● **Exercise input**
========
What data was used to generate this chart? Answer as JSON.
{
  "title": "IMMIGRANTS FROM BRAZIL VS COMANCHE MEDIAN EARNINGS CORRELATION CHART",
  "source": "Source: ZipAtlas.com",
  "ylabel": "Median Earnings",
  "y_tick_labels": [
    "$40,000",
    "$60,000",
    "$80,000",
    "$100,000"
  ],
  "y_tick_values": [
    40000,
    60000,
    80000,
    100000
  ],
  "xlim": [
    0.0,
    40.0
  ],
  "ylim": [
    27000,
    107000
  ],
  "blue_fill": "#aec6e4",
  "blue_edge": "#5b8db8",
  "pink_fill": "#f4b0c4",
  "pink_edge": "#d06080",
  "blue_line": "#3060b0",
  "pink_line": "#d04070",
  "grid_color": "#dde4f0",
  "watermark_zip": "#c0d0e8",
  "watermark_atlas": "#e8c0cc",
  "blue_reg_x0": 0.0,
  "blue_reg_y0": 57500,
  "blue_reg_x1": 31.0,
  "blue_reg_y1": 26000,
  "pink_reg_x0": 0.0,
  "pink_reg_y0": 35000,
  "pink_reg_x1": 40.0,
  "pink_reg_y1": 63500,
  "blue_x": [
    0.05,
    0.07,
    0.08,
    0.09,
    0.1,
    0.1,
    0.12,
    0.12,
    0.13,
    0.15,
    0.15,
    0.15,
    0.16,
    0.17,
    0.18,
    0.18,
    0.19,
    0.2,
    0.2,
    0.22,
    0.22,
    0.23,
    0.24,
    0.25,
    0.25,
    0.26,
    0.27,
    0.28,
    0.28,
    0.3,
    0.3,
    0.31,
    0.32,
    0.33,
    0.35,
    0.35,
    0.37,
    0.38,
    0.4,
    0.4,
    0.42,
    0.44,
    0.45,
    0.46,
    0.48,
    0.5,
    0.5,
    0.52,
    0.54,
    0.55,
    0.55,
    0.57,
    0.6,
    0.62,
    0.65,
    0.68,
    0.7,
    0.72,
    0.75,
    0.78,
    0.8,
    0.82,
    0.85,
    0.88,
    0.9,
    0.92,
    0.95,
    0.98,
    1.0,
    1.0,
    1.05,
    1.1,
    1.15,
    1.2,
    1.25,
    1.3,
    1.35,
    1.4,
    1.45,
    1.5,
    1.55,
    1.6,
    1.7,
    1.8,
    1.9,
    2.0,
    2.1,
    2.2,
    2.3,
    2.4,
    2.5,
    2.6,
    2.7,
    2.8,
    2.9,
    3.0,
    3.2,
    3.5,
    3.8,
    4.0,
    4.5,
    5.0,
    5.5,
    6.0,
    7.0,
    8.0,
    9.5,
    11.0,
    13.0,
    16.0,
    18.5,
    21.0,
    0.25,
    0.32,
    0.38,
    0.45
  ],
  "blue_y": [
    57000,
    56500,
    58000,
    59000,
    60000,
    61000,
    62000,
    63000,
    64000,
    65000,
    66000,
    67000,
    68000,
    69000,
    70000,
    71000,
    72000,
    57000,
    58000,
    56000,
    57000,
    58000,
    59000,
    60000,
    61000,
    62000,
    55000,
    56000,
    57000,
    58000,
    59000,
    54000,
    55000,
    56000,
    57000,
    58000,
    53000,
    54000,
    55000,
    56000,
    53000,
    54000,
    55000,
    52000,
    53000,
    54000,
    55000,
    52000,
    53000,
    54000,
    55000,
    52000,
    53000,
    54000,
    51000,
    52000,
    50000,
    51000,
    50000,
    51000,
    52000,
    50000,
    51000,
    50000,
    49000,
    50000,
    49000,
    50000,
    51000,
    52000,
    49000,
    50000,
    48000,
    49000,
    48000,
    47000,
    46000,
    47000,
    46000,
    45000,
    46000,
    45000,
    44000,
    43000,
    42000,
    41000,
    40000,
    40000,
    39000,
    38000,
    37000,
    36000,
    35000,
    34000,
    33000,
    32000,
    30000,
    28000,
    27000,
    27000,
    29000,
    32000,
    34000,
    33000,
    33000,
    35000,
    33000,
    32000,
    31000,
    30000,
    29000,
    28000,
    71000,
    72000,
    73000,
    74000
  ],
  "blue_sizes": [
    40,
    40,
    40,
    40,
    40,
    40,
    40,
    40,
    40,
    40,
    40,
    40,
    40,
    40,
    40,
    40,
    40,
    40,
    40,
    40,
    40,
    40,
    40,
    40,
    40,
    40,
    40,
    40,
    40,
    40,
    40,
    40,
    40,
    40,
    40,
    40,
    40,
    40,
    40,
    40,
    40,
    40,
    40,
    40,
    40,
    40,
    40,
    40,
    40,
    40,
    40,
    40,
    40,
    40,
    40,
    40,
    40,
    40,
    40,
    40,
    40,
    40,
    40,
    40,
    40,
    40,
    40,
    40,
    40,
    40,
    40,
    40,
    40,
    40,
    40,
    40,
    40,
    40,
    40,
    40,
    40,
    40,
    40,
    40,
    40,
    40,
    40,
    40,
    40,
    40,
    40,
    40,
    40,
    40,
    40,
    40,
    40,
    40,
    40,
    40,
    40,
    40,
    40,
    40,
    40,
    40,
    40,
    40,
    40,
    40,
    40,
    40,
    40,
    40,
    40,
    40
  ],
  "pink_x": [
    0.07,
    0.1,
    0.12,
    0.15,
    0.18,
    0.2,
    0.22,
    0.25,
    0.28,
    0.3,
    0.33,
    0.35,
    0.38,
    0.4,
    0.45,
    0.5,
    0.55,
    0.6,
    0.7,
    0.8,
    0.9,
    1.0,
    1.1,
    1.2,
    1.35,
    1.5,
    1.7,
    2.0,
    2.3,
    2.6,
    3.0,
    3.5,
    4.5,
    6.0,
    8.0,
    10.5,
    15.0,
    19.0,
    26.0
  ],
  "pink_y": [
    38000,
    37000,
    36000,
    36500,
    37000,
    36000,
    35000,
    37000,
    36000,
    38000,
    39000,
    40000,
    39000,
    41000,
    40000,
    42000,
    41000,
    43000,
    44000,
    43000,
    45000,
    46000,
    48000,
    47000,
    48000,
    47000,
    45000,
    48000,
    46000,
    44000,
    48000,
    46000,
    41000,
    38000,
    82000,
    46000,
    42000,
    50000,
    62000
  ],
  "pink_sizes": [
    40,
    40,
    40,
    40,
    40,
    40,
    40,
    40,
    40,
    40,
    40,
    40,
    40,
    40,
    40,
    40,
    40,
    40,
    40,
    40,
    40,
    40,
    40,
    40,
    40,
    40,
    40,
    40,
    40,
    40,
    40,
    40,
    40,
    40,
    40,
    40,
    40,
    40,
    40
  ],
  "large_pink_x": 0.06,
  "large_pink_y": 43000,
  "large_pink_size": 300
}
========
● **Do this**
Reproduce the entries above in full, verbatim.

● **Solution for this problem**
What data was used to generate this chart? Answer as JSON.
{
  "title": "IMMIGRANTS FROM BRAZIL VS COMANCHE MEDIAN EARNINGS CORRELATION CHART",
  "source": "Source: ZipAtlas.com",
  "ylabel": "Median Earnings",
  "y_tick_labels": [
    "$40,000",
    "$60,000",
    "$80,000",
    "$100,000"
  ],
  "y_tick_values": [
    40000,
    60000,
    80000,
    100000
  ],
  "xlim": [
    0.0,
    40.0
  ],
  "ylim": [
    27000,
    107000
  ],
  "blue_fill": "#aec6e4",
  "blue_edge": "#5b8db8",
  "pink_fill": "#f4b0c4",
  "pink_edge": "#d06080",
  "blue_line": "#3060b0",
  "pink_line": "#d04070",
  "grid_color": "#dde4f0",
  "watermark_zip": "#c0d0e8",
  "watermark_atlas": "#e8c0cc",
  "blue_reg_x0": 0.0,
  "blue_reg_y0": 57500,
  "blue_reg_x1": 31.0,
  "blue_reg_y1": 26000,
  "pink_reg_x0": 0.0,
  "pink_reg_y0": 35000,
  "pink_reg_x1": 40.0,
  "pink_reg_y1": 63500,
  "blue_x": [
    0.05,
    0.07,
    0.08,
    0.09,
    0.1,
    0.1,
    0.12,
    0.12,
    0.13,
    0.15,
    0.15,
    0.15,
    0.16,
    0.17,
    0.18,
    0.18,
    0.19,
    0.2,
    0.2,
    0.22,
    0.22,
    0.23,
    0.24,
    0.25,
    0.25,
    0.26,
    0.27,
    0.28,
    0.28,
    0.3,
    0.3,
    0.31,
    0.32,
    0.33,
    0.35,
    0.35,
    0.37,
    0.38,
    0.4,
    0.4,
    0.42,
    0.44,
    0.45,
    0.46,
    0.48,
    0.5,
    0.5,
    0.52,
    0.54,
    0.55,
    0.55,
    0.57,
    0.6,
    0.62,
    0.65,
    0.68,
    0.7,
    0.72,
    0.75,
    0.78,
    0.8,
    0.82,
    0.85,
    0.88,
    0.9,
    0.92,
    0.95,
    0.98,
    1.0,
    1.0,
    1.05,
    1.1,
    1.15,
    1.2,
    1.25,
    1.3,
    1.35,
    1.4,
    1.45,
    1.5,
    1.55,
    1.6,
    1.7,
    1.8,
    1.9,
    2.0,
    2.1,
    2.2,
    2.3,
    2.4,
    2.5,
    2.6,
    2.7,
    2.8,
    2.9,
    3.0,
    3.2,
    3.5,
    3.8,
    4.0,
    4.5,
    5.0,
    5.5,
    6.0,
    7.0,
    8.0,
    9.5,
    11.0,
    13.0,
    16.0,
    18.5,
    21.0,
    0.25,
    0.32,
    0.38,
    0.45
  ],
  "blue_y": [
    57000,
    56500,
    58000,
    59000,
    60000,
    61000,
    62000,
    63000,
    64000,
    65000,
    66000,
    67000,
    68000,
    69000,
    70000,
    71000,
    72000,
    57000,
    58000,
    56000,
    57000,
    58000,
    59000,
    60000,
    61000,
    62000,
    55000,
    56000,
    57000,
    58000,
    59000,
    54000,
    55000,
    56000,
    57000,
    58000,
    53000,
    54000,
    55000,
    56000,
    53000,
    54000,
    55000,
    52000,
    53000,
    54000,
    55000,
    52000,
    53000,
    54000,
    55000,
    52000,
    53000,
    54000,
    51000,
    52000,
    50000,
    51000,
    50000,
    51000,
    52000,
    50000,
    51000,
    50000,
    49000,
    50000,
    49000,
    50000,
    51000,
    52000,
    49000,
    50000,
    48000,
    49000,
    48000,
    47000,
    46000,
    47000,
    46000,
    45000,
    46000,
    45000,
    44000,
    43000,
    42000,
    41000,
    40000,
    40000,
    39000,
    38000,
    37000,
    36000,
    35000,
    34000,
    33000,
    32000,
    30000,
    28000,
    27000,
    27000,
    29000,
    32000,
    34000,
    33000,
    33000,
    35000,
    33000,
    32000,
    31000,
    30000,
    29000,
    28000,
    71000,
    72000,
    73000,
    74000
  ],
  "blue_sizes": [
    40,
    40,
    40,
    40,
    40,
    40,
    40,
    40,
    40,
    40,
    40,
    40,
    40,
    40,
    40,
    40,
    40,
    40,
    40,
    40,
    40,
    40,
    40,
    40,
    40,
    40,
    40,
    40,
    40,
    40,
    40,
    40,
    40,
    40,
    40,
    40,
    40,
    40,
    40,
    40,
    40,
    40,
    40,
    40,
    40,
    40,
    40,
    40,
    40,
    40,
    40,
    40,
    40,
    40,
    40,
    40,
    40,
    40,
    40,
    40,
    40,
    40,
    40,
    40,
    40,
    40,
    40,
    40,
    40,
    40,
    40,
    40,
    40,
    40,
    40,
    40,
    40,
    40,
    40,
    40,
    40,
    40,
    40,
    40,
    40,
    40,
    40,
    40,
    40,
    40,
    40,
    40,
    40,
    40,
    40,
    40,
    40,
    40,
    40,
    40,
    40,
    40,
    40,
    40,
    40,
    40,
    40,
    40,
    40,
    40,
    40,
    40,
    40,
    40,
    40,
    40
  ],
  "pink_x": [
    0.07,
    0.1,
    0.12,
    0.15,
    0.18,
    0.2,
    0.22,
    0.25,
    0.28,
    0.3,
    0.33,
    0.35,
    0.38,
    0.4,
    0.45,
    0.5,
    0.55,
    0.6,
    0.7,
    0.8,
    0.9,
    1.0,
    1.1,
    1.2,
    1.35,
    1.5,
    1.7,
    2.0,
    2.3,
    2.6,
    3.0,
    3.5,
    4.5,
    6.0,
    8.0,
    10.5,
    15.0,
    19.0,
    26.0
  ],
  "pink_y": [
    38000,
    37000,
    36000,
    36500,
    37000,
    36000,
    35000,
    37000,
    36000,
    38000,
    39000,
    40000,
    39000,
    41000,
    40000,
    42000,
    41000,
    43000,
    44000,
    43000,
    45000,
    46000,
    48000,
    47000,
    48000,
    47000,
    45000,
    48000,
    46000,
    44000,
    48000,
    46000,
    41000,
    38000,
    82000,
    46000,
    42000,
    50000,
    62000
  ],
  "pink_sizes": [
    40,
    40,
    40,
    40,
    40,
    40,
    40,
    40,
    40,
    40,
    40,
    40,
    40,
    40,
    40,
    40,
    40,
    40,
    40,
    40,
    40,
    40,
    40,
    40,
    40,
    40,
    40,
    40,
    40,
    40,
    40,
    40,
    40,
    40,
    40,
    40,
    40,
    40,
    40
  ],
  "large_pink_x": 0.06,
  "large_pink_y": 43000,
  "large_pink_size": 300
}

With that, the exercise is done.